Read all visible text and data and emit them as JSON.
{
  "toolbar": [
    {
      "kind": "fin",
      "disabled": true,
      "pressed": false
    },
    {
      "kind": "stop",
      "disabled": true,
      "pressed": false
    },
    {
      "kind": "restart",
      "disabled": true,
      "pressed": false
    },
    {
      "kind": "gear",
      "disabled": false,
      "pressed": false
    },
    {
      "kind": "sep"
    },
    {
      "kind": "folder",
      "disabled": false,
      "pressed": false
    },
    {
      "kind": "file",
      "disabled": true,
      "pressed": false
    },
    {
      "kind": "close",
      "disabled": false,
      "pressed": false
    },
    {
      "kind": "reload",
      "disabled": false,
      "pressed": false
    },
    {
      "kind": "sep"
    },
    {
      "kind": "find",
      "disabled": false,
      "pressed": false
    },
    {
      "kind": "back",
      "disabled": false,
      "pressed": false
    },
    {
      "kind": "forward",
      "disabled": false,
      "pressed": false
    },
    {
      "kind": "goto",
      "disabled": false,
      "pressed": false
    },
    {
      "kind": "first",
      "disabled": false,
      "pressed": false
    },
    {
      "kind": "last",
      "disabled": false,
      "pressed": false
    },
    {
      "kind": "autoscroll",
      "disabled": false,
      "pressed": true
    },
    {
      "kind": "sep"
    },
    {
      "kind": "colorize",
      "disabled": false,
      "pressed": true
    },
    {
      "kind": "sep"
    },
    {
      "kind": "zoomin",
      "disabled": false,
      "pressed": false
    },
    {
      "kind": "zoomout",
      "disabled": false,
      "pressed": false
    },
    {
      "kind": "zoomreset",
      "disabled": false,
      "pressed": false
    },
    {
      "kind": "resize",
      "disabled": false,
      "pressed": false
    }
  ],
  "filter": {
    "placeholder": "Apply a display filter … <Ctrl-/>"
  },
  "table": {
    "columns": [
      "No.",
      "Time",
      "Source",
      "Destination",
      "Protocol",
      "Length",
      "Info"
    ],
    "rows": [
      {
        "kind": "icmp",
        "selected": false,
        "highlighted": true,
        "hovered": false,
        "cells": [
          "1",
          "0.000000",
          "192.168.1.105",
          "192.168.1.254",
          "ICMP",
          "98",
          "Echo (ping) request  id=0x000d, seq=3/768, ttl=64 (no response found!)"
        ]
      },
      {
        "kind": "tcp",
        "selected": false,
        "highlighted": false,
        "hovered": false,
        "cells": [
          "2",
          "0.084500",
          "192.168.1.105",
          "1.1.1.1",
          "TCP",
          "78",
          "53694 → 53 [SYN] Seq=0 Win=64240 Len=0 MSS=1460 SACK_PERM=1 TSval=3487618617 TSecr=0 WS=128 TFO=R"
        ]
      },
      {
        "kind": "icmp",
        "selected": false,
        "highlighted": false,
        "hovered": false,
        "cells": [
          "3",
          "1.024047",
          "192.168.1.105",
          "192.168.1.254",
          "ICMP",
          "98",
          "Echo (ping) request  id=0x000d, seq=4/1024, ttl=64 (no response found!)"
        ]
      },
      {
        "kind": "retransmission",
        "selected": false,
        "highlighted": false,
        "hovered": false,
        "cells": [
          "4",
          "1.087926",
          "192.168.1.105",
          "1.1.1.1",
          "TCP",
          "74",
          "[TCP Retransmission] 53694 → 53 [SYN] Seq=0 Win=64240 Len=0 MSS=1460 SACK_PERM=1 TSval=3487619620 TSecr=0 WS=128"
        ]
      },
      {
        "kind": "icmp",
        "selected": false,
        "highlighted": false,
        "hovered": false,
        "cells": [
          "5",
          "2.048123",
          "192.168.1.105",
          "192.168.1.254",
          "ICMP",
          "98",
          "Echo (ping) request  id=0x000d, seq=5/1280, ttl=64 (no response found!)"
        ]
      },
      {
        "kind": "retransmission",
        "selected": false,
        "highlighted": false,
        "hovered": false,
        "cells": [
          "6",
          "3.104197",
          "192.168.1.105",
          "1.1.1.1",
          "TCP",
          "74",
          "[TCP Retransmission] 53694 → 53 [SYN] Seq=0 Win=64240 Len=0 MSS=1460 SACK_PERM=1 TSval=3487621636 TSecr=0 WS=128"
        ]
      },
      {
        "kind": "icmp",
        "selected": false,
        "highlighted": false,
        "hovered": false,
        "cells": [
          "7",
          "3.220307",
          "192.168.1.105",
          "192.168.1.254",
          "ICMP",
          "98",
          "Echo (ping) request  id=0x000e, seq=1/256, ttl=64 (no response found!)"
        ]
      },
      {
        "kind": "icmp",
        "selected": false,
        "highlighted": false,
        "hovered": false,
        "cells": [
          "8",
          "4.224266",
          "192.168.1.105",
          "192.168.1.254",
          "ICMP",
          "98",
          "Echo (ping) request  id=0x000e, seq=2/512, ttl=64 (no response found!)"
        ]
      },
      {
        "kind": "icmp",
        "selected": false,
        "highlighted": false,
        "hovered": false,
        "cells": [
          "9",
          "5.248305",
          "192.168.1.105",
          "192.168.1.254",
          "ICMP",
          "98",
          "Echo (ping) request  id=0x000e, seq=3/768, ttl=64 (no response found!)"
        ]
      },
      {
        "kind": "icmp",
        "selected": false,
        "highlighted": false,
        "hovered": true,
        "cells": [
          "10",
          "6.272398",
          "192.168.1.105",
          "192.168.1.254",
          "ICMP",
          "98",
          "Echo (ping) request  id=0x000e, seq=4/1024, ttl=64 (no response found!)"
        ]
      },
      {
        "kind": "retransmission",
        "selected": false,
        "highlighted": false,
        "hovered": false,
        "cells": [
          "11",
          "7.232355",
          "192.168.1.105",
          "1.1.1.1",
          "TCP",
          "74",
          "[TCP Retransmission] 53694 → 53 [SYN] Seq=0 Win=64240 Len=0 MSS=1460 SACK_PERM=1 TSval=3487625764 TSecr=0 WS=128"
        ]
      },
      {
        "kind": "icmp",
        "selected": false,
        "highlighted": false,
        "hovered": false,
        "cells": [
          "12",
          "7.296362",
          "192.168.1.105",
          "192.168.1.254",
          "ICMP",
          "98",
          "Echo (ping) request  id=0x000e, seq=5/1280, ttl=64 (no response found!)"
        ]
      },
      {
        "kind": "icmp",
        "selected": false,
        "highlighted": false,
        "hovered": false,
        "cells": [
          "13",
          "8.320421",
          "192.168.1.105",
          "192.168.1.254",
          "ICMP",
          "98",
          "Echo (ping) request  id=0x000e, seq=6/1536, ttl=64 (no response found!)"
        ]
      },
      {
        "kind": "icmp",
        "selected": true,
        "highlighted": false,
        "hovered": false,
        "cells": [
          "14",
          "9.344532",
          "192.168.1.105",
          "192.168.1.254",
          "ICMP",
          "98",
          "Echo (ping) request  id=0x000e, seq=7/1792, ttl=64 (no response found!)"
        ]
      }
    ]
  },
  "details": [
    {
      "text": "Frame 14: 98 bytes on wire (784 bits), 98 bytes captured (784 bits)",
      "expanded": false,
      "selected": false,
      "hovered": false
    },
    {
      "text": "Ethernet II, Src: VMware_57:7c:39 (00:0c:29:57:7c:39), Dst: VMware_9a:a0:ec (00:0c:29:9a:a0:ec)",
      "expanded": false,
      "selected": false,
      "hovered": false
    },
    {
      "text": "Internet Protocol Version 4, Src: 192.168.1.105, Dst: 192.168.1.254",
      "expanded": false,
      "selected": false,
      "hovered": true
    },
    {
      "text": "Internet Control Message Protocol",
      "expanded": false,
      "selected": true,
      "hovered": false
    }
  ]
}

* [Exercise goal]
What is the number of lines holding the word "Protocol"? State it alone.

* [Output]
3